BEGIN Material provided
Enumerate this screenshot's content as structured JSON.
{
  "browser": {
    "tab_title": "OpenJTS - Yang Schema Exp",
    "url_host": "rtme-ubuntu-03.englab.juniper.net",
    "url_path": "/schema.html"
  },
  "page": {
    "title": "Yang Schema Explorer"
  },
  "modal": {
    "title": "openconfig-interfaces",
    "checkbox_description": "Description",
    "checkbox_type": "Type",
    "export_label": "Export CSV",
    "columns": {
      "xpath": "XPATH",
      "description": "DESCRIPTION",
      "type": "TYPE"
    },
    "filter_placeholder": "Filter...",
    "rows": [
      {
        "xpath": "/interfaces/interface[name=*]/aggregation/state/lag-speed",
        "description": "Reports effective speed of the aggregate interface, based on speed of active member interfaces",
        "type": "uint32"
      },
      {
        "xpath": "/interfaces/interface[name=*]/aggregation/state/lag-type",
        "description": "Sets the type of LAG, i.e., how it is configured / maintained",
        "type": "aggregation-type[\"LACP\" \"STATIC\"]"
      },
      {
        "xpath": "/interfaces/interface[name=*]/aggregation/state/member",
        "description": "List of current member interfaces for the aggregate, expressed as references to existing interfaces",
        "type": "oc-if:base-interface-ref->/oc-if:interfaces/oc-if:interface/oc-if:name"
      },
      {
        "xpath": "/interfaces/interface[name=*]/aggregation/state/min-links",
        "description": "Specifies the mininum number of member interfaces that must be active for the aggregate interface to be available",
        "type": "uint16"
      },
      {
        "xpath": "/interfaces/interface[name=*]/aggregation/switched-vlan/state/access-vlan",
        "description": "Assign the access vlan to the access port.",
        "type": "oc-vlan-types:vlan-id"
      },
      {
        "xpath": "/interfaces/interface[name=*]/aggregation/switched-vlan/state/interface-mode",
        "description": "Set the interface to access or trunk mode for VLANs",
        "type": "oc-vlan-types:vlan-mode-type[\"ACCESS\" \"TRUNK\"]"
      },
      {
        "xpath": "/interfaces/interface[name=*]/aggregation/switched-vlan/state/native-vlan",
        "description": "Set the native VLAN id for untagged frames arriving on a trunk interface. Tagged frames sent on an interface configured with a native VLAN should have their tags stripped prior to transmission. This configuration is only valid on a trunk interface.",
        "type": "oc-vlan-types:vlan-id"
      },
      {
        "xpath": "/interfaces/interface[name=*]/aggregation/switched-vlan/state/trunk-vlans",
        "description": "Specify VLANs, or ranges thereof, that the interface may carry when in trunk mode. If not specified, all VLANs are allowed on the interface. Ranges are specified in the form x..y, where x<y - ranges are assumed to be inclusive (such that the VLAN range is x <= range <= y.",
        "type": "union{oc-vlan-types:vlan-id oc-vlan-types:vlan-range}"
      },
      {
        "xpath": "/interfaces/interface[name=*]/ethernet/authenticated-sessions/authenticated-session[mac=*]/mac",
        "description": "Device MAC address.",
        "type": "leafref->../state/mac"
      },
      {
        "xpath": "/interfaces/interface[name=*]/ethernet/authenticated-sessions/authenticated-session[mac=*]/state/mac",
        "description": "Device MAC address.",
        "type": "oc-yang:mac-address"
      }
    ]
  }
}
END Material provided
# Exercise
Return what is listed above, exactly and completely.

# Finished exercise
Enumerate this screenshot's content as structured JSON.
{
  "browser": {
    "tab_title": "OpenJTS - Yang Schema Exp",
    "url_host": "rtme-ubuntu-03.englab.juniper.net",
    "url_path": "/schema.html"
  },
  "page": {
    "title": "Yang Schema Explorer"
  },
  "modal": {
    "title": "openconfig-interfaces",
    "checkbox_description": "Description",
    "checkbox_type": "Type",
    "export_label": "Export CSV",
    "columns": {
      "xpath": "XPATH",
      "description": "DESCRIPTION",
      "type": "TYPE"
    },
    "filter_placeholder": "Filter...",
    "rows": [
      {
        "xpath": "/interfaces/interface[name=*]/aggregation/state/lag-speed",
        "description": "Reports effective speed of the aggregate interface, based on speed of active member interfaces",
        "type": "uint32"
      },
      {
        "xpath": "/interfaces/interface[name=*]/aggregation/state/lag-type",
        "description": "Sets the type of LAG, i.e., how it is configured / maintained",
        "type": "aggregation-type[\"LACP\" \"STATIC\"]"
      },
      {
        "xpath": "/interfaces/interface[name=*]/aggregation/state/member",
        "description": "List of current member interfaces for the aggregate, expressed as references to existing interfaces",
        "type": "oc-if:base-interface-ref->/oc-if:interfaces/oc-if:interface/oc-if:name"
      },
      {
        "xpath": "/interfaces/interface[name=*]/aggregation/state/min-links",
        "description": "Specifies the mininum number of member interfaces that must be active for the aggregate interface to be available",
        "type": "uint16"
      },
      {
        "xpath": "/interfaces/interface[name=*]/aggregation/switched-vlan/state/access-vlan",
        "description": "Assign the access vlan to the access port.",
        "type": "oc-vlan-types:vlan-id"
      },
      {
        "xpath": "/interfaces/interface[name=*]/aggregation/switched-vlan/state/interface-mode",
        "description": "Set the interface to access or trunk mode for VLANs",
        "type": "oc-vlan-types:vlan-mode-type[\"ACCESS\" \"TRUNK\"]"
      },
      {
        "xpath": "/interfaces/interface[name=*]/aggregation/switched-vlan/state/native-vlan",
        "description": "Set the native VLAN id for untagged frames arriving on a trunk interface. Tagged frames sent on an interface configured with a native VLAN should have their tags stripped prior to transmission. This configuration is only valid on a trunk interface.",
        "type": "oc-vlan-types:vlan-id"
      },
      {
        "xpath": "/interfaces/interface[name=*]/aggregation/switched-vlan/state/trunk-vlans",
        "description": "Specify VLANs, or ranges thereof, that the interface may carry when in trunk mode. If not specified, all VLANs are allowed on the interface. Ranges are specified in the form x..y, where x<y - ranges are assumed to be inclusive (such that the VLAN range is x <= range <= y.",
        "type": "union{oc-vlan-types:vlan-id oc-vlan-types:vlan-range}"
      },
      {
        "xpath": "/interfaces/interface[name=*]/ethernet/authenticated-sessions/authenticated-session[mac=*]/mac",
        "description": "Device MAC address.",
        "type": "leafref->../state/mac"
      },
      {
        "xpath": "/interfaces/interface[name=*]/ethernet/authenticated-sessions/authenticated-session[mac=*]/state/mac",
        "description": "Device MAC address.",
        "type": "oc-yang:mac-address"
      }
    ]
  }
}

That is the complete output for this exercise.